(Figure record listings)
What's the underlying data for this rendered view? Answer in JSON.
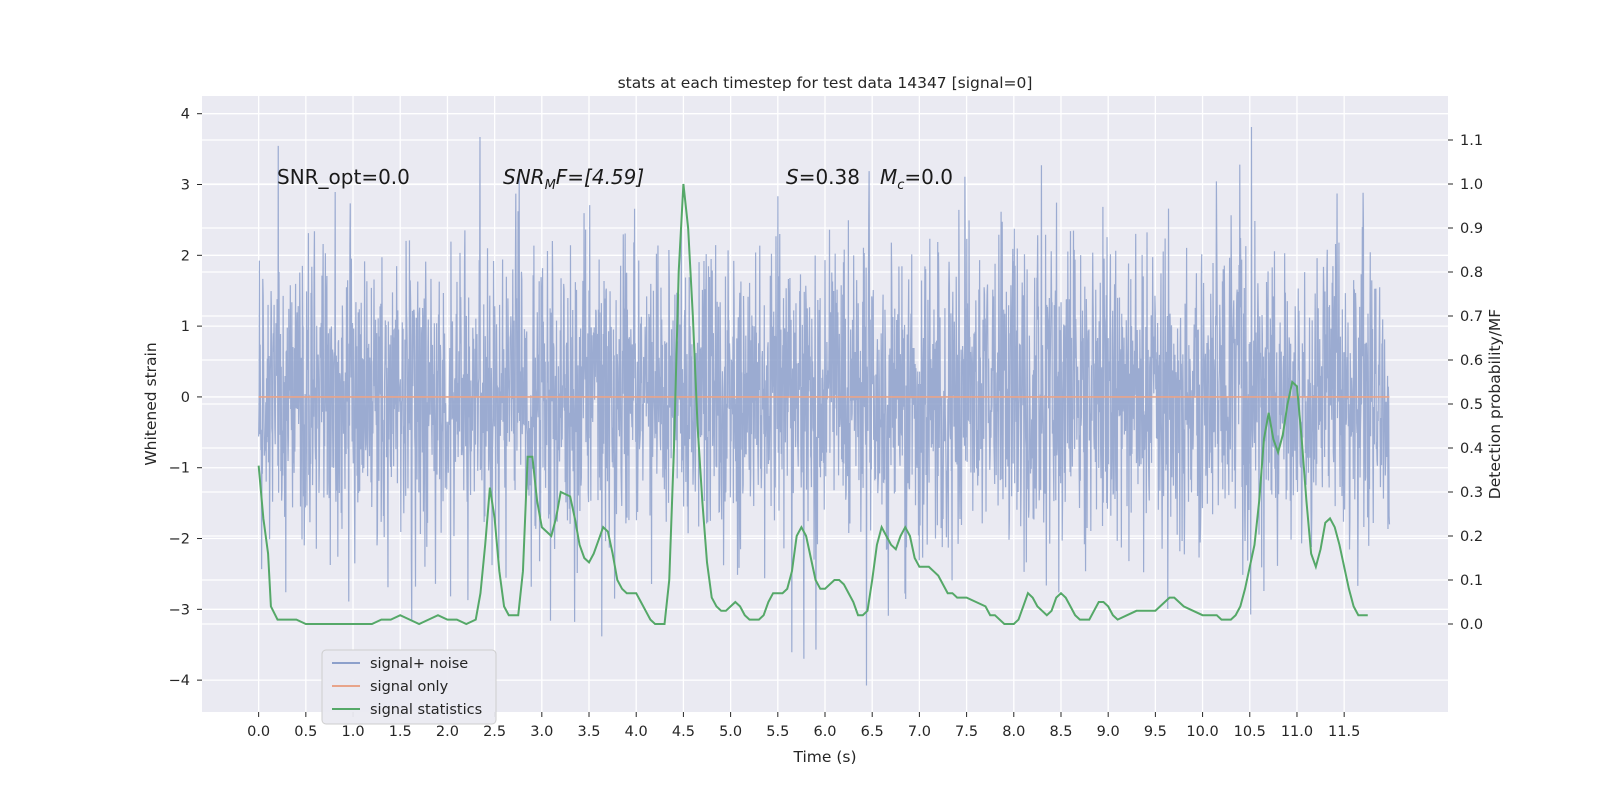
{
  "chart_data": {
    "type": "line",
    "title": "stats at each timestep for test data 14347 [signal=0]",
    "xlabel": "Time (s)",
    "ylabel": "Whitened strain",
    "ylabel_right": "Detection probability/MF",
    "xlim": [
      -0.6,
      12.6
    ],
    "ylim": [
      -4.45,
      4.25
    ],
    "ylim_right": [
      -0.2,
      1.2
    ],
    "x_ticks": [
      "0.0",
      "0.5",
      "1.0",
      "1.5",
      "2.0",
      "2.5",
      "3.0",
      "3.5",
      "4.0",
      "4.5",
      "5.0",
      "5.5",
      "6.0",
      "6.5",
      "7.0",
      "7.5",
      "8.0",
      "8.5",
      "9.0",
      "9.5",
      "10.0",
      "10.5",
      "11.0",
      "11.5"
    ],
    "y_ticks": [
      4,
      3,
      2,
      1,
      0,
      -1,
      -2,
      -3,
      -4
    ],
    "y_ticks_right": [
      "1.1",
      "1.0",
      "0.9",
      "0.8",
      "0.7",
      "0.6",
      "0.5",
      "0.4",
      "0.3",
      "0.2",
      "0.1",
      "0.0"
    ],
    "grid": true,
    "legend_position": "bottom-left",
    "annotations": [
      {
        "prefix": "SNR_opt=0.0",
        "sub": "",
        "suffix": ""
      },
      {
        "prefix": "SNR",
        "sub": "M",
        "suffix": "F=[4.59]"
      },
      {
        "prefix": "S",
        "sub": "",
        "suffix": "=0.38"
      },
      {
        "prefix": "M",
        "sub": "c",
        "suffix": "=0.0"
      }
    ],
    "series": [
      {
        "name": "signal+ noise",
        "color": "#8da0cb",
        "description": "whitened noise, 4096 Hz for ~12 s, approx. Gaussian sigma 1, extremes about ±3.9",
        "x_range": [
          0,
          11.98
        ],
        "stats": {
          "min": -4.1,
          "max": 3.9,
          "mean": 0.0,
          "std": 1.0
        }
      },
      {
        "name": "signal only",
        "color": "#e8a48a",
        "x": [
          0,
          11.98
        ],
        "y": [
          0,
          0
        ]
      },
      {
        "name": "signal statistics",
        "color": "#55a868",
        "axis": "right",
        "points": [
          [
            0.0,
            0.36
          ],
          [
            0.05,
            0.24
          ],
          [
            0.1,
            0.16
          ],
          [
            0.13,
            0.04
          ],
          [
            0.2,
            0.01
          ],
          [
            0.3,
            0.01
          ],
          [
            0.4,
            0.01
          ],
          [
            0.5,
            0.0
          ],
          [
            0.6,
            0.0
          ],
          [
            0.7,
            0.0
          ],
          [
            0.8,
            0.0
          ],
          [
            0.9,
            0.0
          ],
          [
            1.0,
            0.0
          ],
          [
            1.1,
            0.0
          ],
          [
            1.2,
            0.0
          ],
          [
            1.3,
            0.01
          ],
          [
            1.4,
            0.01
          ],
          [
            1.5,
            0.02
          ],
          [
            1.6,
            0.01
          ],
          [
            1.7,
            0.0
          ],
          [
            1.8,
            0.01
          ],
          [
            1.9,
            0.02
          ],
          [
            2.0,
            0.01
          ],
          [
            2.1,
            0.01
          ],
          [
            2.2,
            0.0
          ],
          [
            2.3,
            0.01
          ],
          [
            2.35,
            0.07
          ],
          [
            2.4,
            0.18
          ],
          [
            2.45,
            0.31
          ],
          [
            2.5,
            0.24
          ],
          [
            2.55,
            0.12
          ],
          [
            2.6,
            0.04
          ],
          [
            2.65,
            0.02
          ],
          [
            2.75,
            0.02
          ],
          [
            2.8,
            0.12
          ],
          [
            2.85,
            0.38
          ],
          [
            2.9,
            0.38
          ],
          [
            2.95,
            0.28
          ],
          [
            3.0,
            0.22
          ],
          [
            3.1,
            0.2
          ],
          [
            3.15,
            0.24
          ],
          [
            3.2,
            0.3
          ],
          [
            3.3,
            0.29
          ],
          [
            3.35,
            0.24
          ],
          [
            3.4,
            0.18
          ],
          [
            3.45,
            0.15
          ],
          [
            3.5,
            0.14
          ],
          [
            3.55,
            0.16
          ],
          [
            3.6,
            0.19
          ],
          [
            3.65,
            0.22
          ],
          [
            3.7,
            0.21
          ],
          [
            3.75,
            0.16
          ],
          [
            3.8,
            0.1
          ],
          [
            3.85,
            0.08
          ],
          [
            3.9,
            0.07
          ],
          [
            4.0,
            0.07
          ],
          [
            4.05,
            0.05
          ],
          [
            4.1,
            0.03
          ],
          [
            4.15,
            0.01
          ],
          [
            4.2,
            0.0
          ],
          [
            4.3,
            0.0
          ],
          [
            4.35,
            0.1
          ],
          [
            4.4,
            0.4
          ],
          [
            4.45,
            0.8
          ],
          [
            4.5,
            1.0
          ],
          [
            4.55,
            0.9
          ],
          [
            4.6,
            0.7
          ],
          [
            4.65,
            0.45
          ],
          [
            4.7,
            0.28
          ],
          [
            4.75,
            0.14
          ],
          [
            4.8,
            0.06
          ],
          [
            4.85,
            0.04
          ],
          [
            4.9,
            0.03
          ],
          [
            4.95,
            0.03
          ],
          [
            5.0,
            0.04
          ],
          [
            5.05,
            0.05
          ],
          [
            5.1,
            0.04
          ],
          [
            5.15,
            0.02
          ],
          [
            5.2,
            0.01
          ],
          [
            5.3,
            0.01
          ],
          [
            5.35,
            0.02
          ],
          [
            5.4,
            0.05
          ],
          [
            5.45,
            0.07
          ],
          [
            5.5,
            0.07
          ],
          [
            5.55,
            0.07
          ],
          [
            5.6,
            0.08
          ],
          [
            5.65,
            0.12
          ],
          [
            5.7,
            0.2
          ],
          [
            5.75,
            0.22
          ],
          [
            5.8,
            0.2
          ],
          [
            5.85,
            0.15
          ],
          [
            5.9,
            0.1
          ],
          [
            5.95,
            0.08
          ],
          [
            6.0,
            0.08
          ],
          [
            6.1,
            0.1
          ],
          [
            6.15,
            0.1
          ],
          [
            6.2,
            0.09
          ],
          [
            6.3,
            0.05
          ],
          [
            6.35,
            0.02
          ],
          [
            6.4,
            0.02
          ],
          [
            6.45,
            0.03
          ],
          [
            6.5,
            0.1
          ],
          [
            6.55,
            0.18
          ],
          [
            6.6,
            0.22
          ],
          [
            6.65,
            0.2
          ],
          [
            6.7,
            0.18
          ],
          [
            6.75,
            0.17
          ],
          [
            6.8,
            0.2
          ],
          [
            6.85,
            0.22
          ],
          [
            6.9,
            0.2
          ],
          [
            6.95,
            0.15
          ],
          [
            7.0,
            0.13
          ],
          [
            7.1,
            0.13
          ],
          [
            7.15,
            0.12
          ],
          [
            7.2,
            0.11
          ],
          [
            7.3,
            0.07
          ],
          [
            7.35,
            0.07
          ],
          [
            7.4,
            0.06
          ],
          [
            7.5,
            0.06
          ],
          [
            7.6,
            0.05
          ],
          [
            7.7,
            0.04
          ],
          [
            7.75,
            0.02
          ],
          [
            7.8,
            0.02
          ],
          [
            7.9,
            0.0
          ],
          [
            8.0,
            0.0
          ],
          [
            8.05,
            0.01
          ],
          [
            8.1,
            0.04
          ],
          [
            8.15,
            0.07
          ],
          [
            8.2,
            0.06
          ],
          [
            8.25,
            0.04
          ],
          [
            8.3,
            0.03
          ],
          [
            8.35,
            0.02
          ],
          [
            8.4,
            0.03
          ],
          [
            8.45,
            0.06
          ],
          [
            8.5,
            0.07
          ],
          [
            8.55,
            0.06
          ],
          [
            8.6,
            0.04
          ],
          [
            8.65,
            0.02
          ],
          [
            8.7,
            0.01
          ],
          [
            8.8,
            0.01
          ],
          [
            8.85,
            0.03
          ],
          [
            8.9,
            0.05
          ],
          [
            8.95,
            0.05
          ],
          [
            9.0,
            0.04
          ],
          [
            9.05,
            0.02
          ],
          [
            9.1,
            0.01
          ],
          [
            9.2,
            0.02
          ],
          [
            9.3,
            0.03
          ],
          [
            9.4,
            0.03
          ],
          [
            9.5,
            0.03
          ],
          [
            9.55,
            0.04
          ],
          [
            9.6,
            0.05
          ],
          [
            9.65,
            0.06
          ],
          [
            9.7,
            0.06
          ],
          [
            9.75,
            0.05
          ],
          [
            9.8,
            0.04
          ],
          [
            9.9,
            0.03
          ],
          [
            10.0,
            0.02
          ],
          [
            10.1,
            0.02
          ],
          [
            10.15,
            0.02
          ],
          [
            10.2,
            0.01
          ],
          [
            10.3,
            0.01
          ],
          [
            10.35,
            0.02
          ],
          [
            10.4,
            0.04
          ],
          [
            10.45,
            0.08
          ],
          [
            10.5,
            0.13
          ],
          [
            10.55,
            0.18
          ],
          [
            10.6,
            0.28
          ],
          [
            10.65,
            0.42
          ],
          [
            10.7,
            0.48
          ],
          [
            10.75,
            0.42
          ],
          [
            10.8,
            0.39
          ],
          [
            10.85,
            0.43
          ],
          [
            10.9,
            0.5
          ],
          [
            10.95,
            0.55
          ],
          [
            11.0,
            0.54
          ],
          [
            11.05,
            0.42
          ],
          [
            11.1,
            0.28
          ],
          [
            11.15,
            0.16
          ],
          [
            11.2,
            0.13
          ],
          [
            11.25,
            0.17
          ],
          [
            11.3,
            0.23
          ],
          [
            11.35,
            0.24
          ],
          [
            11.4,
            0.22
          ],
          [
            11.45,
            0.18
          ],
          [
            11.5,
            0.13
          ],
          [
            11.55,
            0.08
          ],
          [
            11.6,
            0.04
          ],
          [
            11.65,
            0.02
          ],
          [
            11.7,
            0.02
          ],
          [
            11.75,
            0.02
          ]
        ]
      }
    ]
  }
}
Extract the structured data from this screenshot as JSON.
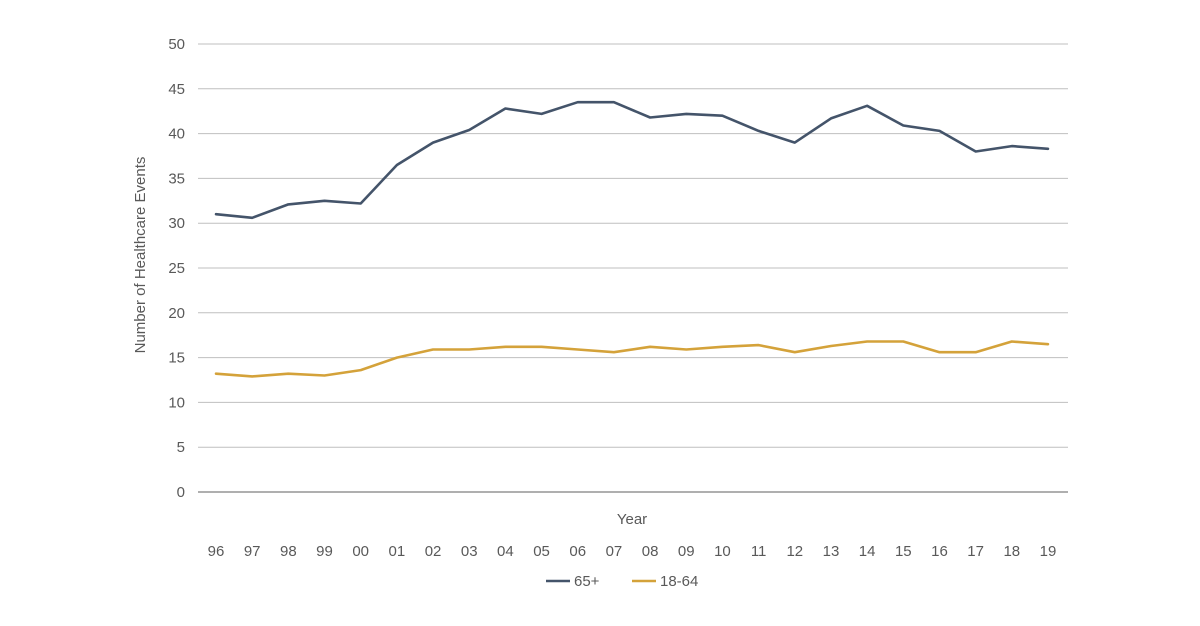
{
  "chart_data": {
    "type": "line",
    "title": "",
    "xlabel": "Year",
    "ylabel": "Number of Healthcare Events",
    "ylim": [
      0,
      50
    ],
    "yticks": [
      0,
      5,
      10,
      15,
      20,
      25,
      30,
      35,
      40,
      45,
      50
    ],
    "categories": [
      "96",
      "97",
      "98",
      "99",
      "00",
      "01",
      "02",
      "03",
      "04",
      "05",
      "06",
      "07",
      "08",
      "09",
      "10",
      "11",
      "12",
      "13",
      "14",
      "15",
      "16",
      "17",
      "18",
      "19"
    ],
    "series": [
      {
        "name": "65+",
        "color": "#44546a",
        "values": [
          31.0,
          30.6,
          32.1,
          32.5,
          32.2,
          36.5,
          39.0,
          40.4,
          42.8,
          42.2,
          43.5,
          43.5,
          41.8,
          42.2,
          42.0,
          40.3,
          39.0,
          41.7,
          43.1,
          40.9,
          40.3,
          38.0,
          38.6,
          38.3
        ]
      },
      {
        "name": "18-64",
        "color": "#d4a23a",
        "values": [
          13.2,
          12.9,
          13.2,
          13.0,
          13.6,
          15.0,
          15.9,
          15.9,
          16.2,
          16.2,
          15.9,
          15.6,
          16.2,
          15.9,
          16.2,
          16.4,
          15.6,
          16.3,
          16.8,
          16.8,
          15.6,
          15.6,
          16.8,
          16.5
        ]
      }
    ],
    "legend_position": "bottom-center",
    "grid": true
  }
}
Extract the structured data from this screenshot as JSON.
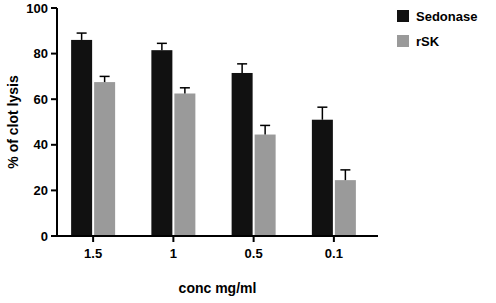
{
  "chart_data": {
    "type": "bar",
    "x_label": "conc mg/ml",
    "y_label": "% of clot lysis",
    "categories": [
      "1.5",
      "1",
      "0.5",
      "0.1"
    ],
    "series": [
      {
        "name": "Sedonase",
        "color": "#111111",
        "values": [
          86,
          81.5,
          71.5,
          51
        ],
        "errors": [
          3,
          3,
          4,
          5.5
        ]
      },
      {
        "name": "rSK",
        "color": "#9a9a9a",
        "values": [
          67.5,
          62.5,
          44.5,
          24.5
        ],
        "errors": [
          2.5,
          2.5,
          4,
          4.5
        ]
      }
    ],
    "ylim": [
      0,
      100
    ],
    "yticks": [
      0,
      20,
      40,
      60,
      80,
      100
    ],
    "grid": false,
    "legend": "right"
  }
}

Exercise directions ->
From the data above, pick out each line containing "noise" and copy it.

Correct response ->
        "name": "signal+ noise",
        "description": "whitened noise, 4096 Hz for ~12 s, approx. Gaussian sigma 1, extremes about ±3.9",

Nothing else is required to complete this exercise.